# DATA PROVIDED start
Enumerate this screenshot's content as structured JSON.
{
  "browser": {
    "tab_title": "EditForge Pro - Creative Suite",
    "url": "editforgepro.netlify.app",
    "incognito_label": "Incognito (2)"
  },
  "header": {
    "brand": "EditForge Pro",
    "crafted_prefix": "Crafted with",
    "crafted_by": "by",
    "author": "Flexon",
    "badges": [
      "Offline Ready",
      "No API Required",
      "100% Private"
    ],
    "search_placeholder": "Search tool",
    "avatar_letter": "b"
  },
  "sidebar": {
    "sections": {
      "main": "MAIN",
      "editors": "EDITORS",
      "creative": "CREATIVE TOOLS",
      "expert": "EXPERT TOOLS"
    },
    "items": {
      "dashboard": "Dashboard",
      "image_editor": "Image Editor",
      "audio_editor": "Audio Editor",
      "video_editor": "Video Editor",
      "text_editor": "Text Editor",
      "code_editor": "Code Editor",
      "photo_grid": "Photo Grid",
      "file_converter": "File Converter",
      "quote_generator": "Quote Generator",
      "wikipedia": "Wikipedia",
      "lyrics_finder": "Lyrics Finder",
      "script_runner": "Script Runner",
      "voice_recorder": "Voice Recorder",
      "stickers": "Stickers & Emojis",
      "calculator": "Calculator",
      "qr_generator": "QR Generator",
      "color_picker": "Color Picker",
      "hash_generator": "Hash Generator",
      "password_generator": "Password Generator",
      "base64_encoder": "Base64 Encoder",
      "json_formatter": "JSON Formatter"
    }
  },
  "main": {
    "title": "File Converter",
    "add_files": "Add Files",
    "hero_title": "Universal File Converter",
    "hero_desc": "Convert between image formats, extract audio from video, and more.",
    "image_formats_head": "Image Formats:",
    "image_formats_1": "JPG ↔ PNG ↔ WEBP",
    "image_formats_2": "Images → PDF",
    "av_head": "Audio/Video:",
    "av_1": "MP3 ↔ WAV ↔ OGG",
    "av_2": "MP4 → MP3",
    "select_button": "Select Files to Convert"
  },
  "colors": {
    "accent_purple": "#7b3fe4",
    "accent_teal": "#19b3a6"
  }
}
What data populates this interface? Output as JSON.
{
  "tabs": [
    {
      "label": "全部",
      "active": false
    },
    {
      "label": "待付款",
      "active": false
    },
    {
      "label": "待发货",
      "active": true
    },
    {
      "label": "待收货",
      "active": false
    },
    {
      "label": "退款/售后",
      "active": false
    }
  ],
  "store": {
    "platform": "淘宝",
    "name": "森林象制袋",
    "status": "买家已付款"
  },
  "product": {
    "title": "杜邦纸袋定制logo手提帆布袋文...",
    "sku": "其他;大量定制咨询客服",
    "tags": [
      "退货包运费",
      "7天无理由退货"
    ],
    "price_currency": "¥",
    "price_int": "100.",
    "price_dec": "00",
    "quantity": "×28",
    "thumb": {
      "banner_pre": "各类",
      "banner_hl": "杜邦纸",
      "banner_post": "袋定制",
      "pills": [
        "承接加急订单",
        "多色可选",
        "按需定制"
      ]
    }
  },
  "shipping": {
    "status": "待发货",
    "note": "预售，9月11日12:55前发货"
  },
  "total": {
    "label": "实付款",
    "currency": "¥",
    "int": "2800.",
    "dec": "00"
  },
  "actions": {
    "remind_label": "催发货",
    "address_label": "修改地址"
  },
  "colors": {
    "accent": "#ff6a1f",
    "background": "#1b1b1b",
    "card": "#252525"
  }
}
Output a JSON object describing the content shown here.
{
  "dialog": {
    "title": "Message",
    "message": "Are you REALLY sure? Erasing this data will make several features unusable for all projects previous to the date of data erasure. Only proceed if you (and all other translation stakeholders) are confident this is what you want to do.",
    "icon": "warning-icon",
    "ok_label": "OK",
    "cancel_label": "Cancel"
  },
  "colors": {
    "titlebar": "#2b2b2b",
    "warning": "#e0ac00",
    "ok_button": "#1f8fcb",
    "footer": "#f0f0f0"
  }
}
# DATA PROVIDED end
THE PROBLEM: Give back exactly the lines from the one containing "Output a JSON" to the end of the material, both ends included.

TASK SOLUTION:
Output a JSON object describing the content shown here.
{
  "dialog": {
    "title": "Message",
    "message": "Are you REALLY sure? Erasing this data will make several features unusable for all projects previous to the date of data erasure. Only proceed if you (and all other translation stakeholders) are confident this is what you want to do.",
    "icon": "warning-icon",
    "ok_label": "OK",
    "cancel_label": "Cancel"
  },
  "colors": {
    "titlebar": "#2b2b2b",
    "warning": "#e0ac00",
    "ok_button": "#1f8fcb",
    "footer": "#f0f0f0"
  }
}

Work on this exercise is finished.